◆ Task details:
Scan the listing below and copy every line holding "name".

"""

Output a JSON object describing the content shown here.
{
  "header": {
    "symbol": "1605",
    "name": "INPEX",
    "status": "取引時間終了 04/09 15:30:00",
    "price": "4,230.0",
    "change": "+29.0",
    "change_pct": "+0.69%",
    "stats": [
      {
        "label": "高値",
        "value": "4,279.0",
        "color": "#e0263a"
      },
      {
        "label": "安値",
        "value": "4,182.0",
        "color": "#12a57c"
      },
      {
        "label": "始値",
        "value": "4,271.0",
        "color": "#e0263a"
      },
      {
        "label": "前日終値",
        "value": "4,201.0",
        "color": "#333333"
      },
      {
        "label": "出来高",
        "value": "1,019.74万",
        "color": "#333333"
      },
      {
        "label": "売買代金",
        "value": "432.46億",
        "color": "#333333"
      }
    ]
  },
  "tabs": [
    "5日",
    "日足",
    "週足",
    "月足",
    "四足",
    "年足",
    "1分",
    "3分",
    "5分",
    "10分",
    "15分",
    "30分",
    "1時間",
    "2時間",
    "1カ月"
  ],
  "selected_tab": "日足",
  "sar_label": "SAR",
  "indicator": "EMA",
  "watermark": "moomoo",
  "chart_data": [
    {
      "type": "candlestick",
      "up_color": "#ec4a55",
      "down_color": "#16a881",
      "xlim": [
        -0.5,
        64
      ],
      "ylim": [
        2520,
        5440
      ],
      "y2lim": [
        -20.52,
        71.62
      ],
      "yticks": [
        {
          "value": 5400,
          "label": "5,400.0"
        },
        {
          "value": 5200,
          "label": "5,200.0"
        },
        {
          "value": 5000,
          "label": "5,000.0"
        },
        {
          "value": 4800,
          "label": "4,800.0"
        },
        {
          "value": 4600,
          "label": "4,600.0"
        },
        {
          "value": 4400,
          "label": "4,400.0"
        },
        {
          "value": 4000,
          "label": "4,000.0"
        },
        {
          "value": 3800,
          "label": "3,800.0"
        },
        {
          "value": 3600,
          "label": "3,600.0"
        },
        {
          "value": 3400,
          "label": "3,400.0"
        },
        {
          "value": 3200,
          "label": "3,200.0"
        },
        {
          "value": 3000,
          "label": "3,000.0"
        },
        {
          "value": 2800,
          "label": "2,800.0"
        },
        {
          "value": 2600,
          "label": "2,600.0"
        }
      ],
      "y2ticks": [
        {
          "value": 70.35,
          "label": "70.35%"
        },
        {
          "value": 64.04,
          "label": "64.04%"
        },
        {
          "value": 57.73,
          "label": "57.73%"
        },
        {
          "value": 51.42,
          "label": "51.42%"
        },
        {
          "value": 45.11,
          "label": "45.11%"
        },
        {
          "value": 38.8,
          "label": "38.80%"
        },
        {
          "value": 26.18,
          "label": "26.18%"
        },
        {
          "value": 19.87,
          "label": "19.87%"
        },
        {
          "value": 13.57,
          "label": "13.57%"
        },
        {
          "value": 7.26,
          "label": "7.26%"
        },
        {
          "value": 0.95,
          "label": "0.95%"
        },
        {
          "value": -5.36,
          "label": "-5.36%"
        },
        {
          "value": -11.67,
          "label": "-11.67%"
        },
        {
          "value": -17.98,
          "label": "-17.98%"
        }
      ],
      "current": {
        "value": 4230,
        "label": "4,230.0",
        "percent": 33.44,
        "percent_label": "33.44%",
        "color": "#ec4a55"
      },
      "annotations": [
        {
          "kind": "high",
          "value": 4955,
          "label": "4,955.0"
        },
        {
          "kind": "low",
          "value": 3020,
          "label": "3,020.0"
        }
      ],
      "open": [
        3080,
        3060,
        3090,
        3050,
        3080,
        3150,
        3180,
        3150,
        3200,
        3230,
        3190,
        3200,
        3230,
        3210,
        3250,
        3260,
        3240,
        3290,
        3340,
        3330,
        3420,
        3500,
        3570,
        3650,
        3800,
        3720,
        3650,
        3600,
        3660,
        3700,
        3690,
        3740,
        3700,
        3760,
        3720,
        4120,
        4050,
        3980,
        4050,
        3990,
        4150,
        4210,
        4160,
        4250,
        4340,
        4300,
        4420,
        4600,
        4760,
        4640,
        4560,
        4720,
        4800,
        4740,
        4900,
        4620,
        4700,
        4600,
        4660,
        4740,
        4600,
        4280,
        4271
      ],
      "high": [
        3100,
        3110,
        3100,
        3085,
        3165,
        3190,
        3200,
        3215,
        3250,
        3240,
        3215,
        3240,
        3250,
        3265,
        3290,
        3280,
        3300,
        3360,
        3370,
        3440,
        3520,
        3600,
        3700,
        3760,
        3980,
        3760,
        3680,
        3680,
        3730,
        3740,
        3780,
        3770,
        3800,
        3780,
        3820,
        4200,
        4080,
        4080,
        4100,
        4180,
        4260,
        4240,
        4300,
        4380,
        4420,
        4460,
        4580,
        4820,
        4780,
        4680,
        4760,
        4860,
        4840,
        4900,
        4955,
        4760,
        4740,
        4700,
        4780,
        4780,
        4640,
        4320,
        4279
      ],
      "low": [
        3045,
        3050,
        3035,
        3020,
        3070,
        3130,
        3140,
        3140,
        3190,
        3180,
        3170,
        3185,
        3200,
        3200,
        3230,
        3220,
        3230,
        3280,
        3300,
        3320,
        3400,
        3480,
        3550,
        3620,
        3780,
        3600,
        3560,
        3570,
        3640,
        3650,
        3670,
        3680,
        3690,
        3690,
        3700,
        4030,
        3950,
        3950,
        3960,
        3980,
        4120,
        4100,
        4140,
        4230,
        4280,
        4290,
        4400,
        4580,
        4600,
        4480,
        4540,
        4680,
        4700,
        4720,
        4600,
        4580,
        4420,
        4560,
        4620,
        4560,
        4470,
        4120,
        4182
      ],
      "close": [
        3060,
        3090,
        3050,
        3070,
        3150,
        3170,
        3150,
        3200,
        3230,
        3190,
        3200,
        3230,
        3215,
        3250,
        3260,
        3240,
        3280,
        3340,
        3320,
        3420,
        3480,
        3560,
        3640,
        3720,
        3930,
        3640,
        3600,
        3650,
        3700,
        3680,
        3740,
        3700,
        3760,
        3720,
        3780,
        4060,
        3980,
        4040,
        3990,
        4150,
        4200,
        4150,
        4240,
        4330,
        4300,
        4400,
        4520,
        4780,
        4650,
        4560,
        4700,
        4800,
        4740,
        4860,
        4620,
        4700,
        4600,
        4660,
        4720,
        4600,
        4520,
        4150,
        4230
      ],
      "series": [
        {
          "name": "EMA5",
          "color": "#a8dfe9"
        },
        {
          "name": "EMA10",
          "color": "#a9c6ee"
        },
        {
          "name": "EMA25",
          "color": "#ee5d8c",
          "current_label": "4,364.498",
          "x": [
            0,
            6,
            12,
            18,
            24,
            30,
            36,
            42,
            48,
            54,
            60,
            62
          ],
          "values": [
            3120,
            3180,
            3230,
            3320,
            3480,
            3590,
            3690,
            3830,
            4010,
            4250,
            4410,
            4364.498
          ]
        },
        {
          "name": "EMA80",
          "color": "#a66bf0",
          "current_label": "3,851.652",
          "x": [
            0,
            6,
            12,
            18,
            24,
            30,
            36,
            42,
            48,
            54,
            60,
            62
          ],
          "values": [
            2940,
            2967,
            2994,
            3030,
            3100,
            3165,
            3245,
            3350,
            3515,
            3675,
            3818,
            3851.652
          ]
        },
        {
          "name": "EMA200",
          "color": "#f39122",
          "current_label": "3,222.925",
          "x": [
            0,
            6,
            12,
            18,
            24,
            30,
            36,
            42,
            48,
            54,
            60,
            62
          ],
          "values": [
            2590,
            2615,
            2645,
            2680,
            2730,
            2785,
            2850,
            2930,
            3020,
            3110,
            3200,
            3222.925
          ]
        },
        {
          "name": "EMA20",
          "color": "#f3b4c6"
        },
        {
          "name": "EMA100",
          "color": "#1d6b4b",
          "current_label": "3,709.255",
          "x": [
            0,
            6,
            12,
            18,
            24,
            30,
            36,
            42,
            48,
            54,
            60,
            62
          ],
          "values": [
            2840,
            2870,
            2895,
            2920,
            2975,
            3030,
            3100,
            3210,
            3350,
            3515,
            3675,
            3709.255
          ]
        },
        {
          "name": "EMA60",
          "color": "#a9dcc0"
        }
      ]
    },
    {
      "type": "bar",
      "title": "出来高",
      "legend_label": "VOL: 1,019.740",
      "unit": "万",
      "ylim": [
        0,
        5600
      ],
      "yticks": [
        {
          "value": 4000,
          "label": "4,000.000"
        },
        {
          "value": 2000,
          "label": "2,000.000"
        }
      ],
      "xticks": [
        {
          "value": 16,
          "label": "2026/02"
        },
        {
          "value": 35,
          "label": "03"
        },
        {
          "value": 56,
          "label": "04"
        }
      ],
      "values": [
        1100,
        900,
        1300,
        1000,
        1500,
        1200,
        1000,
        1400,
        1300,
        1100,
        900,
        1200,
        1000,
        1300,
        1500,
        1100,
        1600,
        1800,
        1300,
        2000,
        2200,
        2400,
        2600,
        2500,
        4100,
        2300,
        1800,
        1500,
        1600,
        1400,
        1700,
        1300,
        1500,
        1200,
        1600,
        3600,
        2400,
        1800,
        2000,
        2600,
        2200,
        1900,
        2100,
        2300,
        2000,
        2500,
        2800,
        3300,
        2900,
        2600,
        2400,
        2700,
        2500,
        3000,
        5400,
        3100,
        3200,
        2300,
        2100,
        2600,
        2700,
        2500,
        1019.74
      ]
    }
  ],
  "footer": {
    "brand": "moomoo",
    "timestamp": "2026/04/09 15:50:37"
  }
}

"""

◆ Solved exercise:
    "name": "INPEX",
          "name": "EMA5",
          "name": "EMA10",
          "name": "EMA25",
          "name": "EMA80",
          "name": "EMA200",
          "name": "EMA20",
          "name": "EMA100",
          "name": "EMA60",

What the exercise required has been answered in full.